● Directive
Check each line of the entries below for the string "Create" and state how many lines have it, with no other text.
━━━ Records supplied ━━━
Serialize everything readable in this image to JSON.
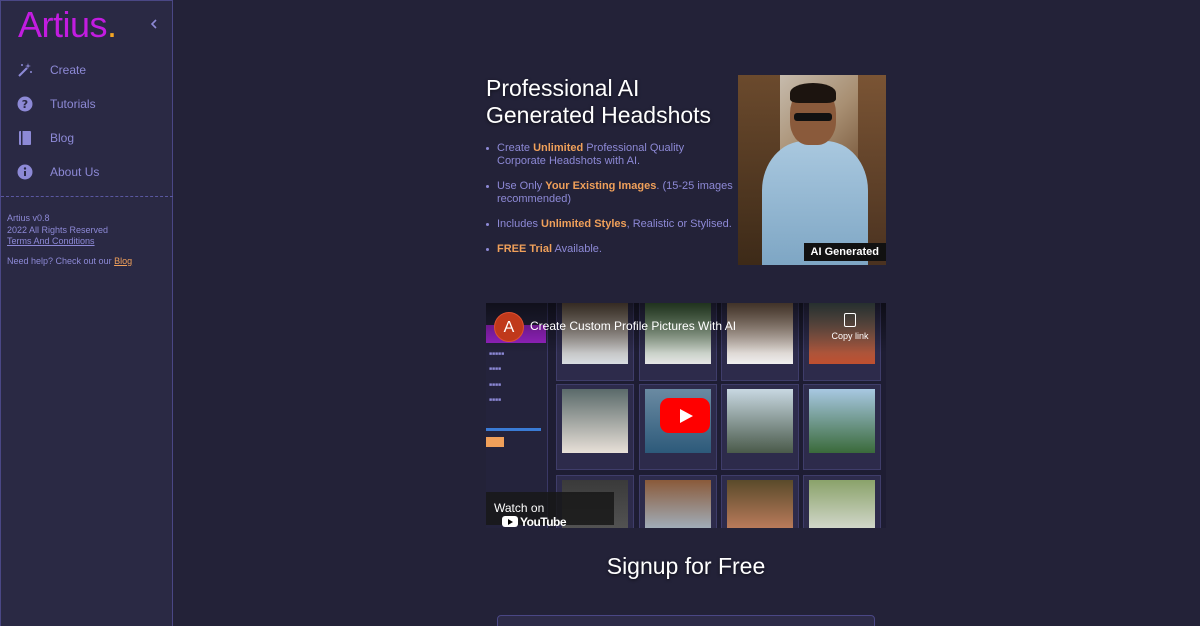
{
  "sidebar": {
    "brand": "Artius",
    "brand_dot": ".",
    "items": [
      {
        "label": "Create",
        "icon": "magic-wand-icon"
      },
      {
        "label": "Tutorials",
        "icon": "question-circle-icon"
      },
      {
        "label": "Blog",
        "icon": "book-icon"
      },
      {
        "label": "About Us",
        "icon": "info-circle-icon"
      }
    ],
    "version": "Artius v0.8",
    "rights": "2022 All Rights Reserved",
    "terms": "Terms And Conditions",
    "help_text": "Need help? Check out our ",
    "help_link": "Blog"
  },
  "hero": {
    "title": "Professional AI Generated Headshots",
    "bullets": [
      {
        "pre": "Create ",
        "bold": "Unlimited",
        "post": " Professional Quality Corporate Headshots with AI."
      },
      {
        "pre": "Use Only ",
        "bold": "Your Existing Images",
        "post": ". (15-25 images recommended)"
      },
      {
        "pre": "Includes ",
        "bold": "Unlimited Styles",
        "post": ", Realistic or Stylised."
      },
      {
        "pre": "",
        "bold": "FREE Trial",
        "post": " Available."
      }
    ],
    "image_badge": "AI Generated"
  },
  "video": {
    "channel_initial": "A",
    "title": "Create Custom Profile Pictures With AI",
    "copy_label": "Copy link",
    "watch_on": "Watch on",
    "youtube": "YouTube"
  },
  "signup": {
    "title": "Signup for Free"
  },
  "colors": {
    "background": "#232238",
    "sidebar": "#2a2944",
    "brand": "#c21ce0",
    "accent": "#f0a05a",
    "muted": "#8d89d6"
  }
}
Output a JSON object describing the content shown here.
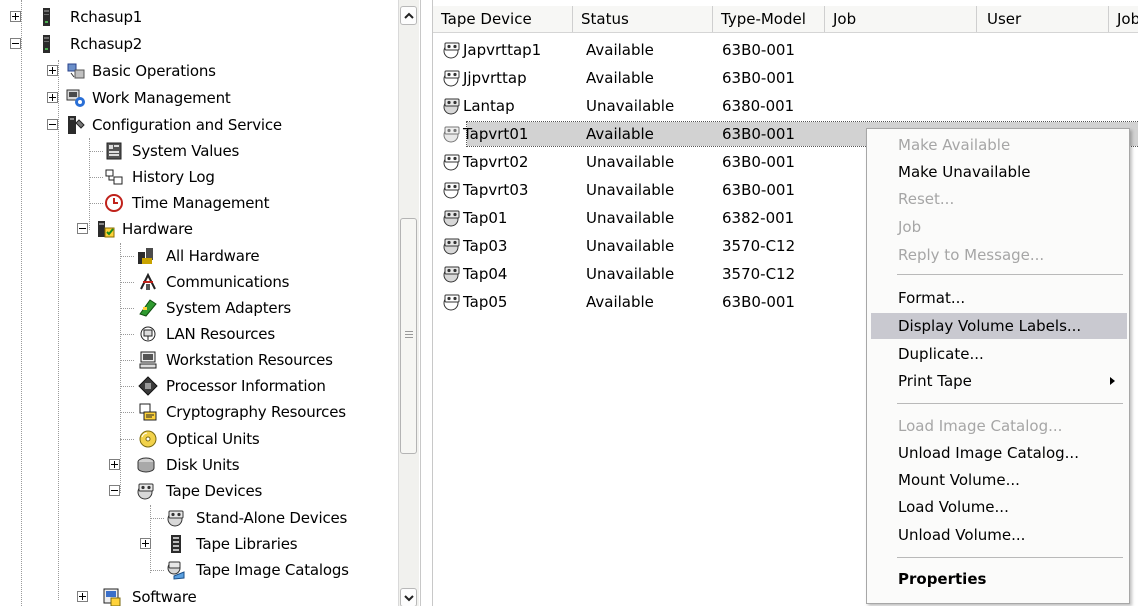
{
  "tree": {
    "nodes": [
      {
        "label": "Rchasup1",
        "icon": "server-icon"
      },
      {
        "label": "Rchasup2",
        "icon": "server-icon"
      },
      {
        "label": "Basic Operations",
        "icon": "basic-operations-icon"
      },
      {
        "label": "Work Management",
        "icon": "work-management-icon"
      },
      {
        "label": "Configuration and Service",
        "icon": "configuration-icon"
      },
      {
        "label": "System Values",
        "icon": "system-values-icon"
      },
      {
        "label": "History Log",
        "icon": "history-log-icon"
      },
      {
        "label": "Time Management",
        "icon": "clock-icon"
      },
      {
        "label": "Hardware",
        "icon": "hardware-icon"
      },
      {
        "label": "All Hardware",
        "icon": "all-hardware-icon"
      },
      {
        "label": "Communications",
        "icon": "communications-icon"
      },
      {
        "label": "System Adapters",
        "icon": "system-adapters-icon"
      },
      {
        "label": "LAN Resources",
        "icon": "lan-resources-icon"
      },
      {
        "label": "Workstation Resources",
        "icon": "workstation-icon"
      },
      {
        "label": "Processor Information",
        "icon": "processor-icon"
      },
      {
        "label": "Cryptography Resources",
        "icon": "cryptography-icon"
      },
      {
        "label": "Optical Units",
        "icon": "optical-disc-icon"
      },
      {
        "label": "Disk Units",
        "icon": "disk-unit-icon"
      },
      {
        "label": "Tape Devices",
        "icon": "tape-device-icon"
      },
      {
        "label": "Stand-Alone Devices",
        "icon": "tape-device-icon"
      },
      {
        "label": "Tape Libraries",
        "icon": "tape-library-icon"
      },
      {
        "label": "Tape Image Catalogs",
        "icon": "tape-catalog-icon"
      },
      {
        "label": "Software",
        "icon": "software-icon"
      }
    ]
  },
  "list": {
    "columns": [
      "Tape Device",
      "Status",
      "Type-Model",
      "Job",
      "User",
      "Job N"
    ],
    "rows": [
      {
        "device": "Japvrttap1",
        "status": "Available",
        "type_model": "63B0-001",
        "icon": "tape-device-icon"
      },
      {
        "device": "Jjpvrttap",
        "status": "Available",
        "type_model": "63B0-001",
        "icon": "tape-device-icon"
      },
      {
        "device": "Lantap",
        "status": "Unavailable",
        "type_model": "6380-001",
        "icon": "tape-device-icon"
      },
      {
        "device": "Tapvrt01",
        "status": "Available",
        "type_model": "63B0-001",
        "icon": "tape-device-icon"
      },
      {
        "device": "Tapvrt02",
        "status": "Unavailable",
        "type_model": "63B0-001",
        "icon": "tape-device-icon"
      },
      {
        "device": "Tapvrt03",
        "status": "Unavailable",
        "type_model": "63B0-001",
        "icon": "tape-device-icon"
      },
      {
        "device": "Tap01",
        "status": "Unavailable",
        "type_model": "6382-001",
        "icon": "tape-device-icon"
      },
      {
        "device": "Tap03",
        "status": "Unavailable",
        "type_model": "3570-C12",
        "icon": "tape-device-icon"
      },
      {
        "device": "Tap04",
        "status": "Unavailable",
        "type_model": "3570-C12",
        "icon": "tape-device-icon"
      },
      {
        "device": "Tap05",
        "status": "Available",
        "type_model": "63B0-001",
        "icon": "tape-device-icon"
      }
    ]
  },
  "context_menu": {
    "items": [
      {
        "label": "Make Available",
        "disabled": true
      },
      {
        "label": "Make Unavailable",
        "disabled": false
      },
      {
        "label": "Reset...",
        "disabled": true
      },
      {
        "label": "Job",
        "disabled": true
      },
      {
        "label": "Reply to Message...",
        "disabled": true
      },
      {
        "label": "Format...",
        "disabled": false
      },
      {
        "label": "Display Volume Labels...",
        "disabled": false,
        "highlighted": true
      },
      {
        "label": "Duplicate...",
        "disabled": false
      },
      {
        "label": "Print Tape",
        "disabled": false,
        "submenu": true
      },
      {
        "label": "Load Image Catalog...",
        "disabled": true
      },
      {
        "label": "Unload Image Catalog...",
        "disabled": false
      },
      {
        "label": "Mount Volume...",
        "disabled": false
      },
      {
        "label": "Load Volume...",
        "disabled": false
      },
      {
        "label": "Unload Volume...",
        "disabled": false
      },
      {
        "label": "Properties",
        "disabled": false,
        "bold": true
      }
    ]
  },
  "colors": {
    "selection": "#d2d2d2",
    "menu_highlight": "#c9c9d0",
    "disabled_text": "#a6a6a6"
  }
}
━━━
● Result of this exercise
3